[Stored items from a collection]

☆ ☆ ☆

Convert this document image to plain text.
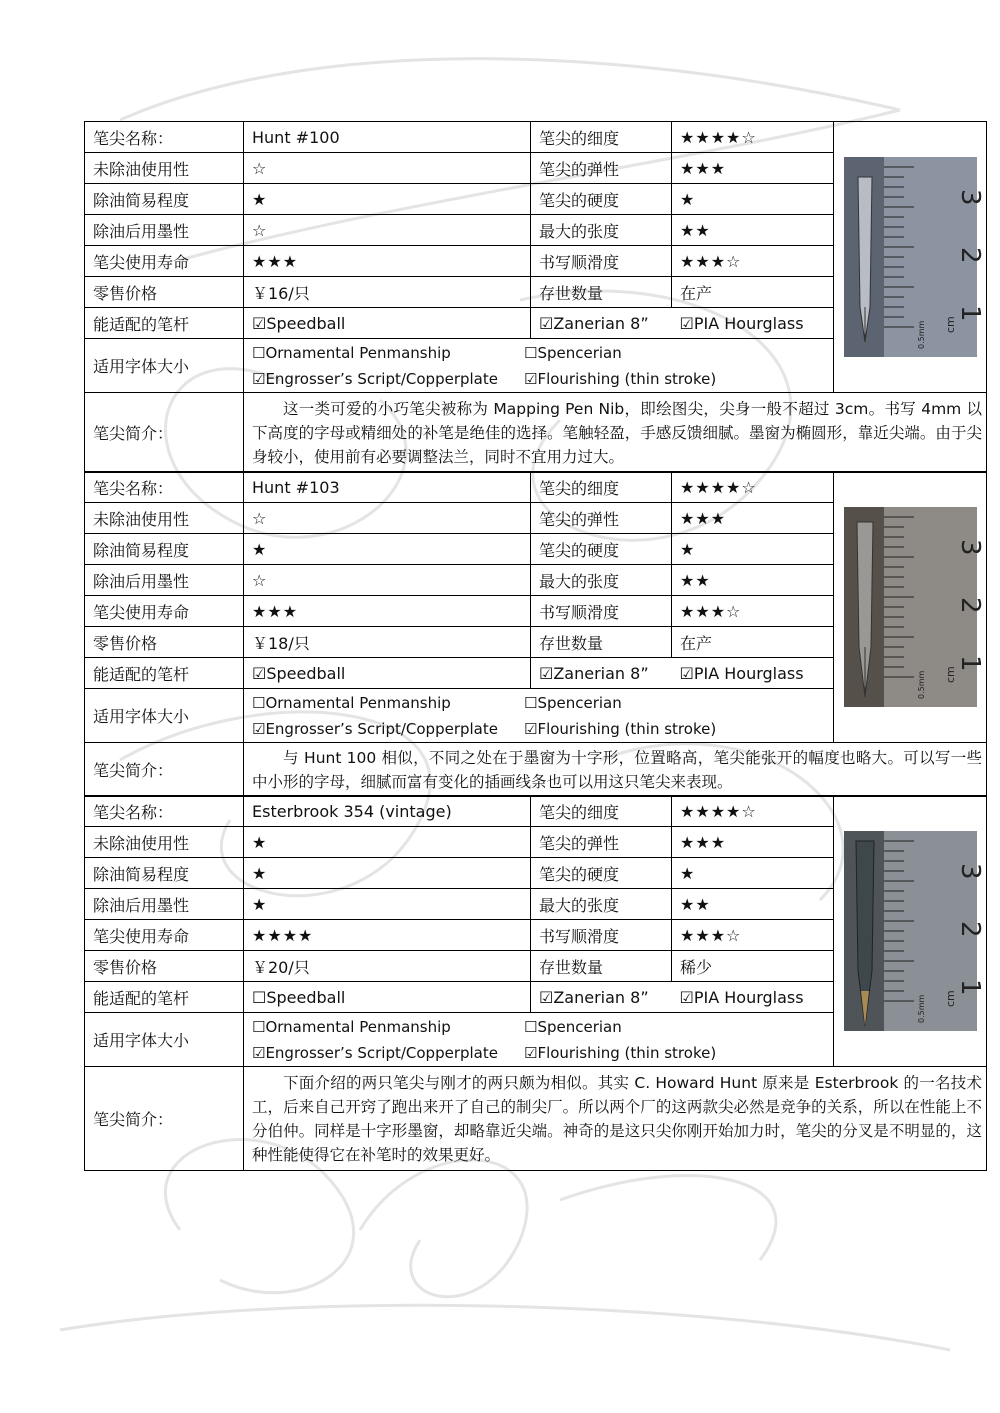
笔尖名称：	Hunt #100	笔尖的细度	★★★★☆	3
2
1
cm
0.5mm

未除油使用性	☆	笔尖的弹性	★★★	
除油简易程度	★	笔尖的硬度	★	
除油后用墨性	☆	最大的张度	★★	
笔尖使用寿命	★★★	书写顺滑度	★★★☆	
零售价格	￥16/只	存世数量	在产	
能适配的笔杆	☑Speedball	☑Zanerian 8”	☑PIA Hourglass	
适用字体大小	☐Ornamental Penmanship ☐Spencerian
☑Engrosser’s Script/Copperplate ☑Flourishing (thin stroke)			

笔尖简介：	这一类可爱的小巧笔尖被称为 Mapping Pen Nib，即绘图尖，尖身一般不超过 3cm。书写 4mm 以下高度的字母或精细处的补笔是绝佳的选择。笔触轻盈，手感反馈细腻。墨窗为椭圆形，靠近尖端。由于尖身较小，使用前有必要调整法兰，同时不宜用力过大。			

笔尖名称：	Hunt #103	笔尖的细度	★★★★☆	3
2
1
cm
0.5mm

未除油使用性	☆	笔尖的弹性	★★★	
除油简易程度	★	笔尖的硬度	★	
除油后用墨性	☆	最大的张度	★★	
笔尖使用寿命	★★★	书写顺滑度	★★★☆	
零售价格	￥18/只	存世数量	在产	
能适配的笔杆	☑Speedball	☑Zanerian 8”	☑PIA Hourglass	
适用字体大小	☐Ornamental Penmanship ☐Spencerian
☑Engrosser’s Script/Copperplate ☑Flourishing (thin stroke)			

笔尖简介：	与 Hunt 100 相似，不同之处在于墨窗为十字形，位置略高，笔尖能张开的幅度也略大。可以写一些中小形的字母，细腻而富有变化的插画线条也可以用这只笔尖来表现。			

笔尖名称：	Esterbrook 354 (vintage)	笔尖的细度	★★★★☆	3
2
1
cm
0.5mm

未除油使用性	★	笔尖的弹性	★★★	
除油简易程度	★	笔尖的硬度	★	
除油后用墨性	★	最大的张度	★★	
笔尖使用寿命	★★★★	书写顺滑度	★★★☆	
零售价格	￥20/只	存世数量	稀少	
能适配的笔杆	☐Speedball	☑Zanerian 8”	☑PIA Hourglass	
适用字体大小	☐Ornamental Penmanship ☐Spencerian
☑Engrosser’s Script/Copperplate ☑Flourishing (thin stroke)			

笔尖简介：	下面介绍的两只笔尖与刚才的两只颇为相似。其实 C. Howard Hunt 原来是 Esterbrook 的一名技术工，后来自己开窍了跑出来开了自己的制尖厂。所以两个厂的这两款尖必然是竞争的关系，所以在性能上不分伯仲。同样是十字形墨窗，却略靠近尖端。神奇的是这只尖你刚开始加力时，笔尖的分叉是不明显的，这种性能使得它在补笔时的效果更好。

☆ ☆ ☆

▸ **What the task requires**
From the records given above, reproduce all text exactly and exclude each picture.

▸ **Reply**
Convert this document image to plain text.
笔尖名称：	Hunt #100	笔尖的细度	★★★★☆	3
2
1
cm
0.5mm

未除油使用性	☆	笔尖的弹性	★★★	
除油简易程度	★	笔尖的硬度	★	
除油后用墨性	☆	最大的张度	★★	
笔尖使用寿命	★★★	书写顺滑度	★★★☆	
零售价格	￥16/只	存世数量	在产	
能适配的笔杆	☑Speedball	☑Zanerian 8”	☑PIA Hourglass	
适用字体大小	☐Ornamental Penmanship ☐Spencerian
☑Engrosser’s Script/Copperplate ☑Flourishing (thin stroke)			

笔尖简介：	这一类可爱的小巧笔尖被称为 Mapping Pen Nib，即绘图尖，尖身一般不超过 3cm。书写 4mm 以下高度的字母或精细处的补笔是绝佳的选择。笔触轻盈，手感反馈细腻。墨窗为椭圆形，靠近尖端。由于尖身较小，使用前有必要调整法兰，同时不宜用力过大。			

笔尖名称：	Hunt #103	笔尖的细度	★★★★☆	3
2
1
cm
0.5mm

未除油使用性	☆	笔尖的弹性	★★★	
除油简易程度	★	笔尖的硬度	★	
除油后用墨性	☆	最大的张度	★★	
笔尖使用寿命	★★★	书写顺滑度	★★★☆	
零售价格	￥18/只	存世数量	在产	
能适配的笔杆	☑Speedball	☑Zanerian 8”	☑PIA Hourglass	
适用字体大小	☐Ornamental Penmanship ☐Spencerian
☑Engrosser’s Script/Copperplate ☑Flourishing (thin stroke)			

笔尖简介：	与 Hunt 100 相似，不同之处在于墨窗为十字形，位置略高，笔尖能张开的幅度也略大。可以写一些中小形的字母，细腻而富有变化的插画线条也可以用这只笔尖来表现。			

笔尖名称：	Esterbrook 354 (vintage)	笔尖的细度	★★★★☆	3
2
1
cm
0.5mm

未除油使用性	★	笔尖的弹性	★★★	
除油简易程度	★	笔尖的硬度	★	
除油后用墨性	★	最大的张度	★★	
笔尖使用寿命	★★★★	书写顺滑度	★★★☆	
零售价格	￥20/只	存世数量	稀少	
能适配的笔杆	☐Speedball	☑Zanerian 8”	☑PIA Hourglass	
适用字体大小	☐Ornamental Penmanship ☐Spencerian
☑Engrosser’s Script/Copperplate ☑Flourishing (thin stroke)			

笔尖简介：	下面介绍的两只笔尖与刚才的两只颇为相似。其实 C. Howard Hunt 原来是 Esterbrook 的一名技术工，后来自己开窍了跑出来开了自己的制尖厂。所以两个厂的这两款尖必然是竞争的关系，所以在性能上不分伯仲。同样是十字形墨窗，却略靠近尖端。神奇的是这只尖你刚开始加力时，笔尖的分叉是不明显的，这种性能使得它在补笔时的效果更好。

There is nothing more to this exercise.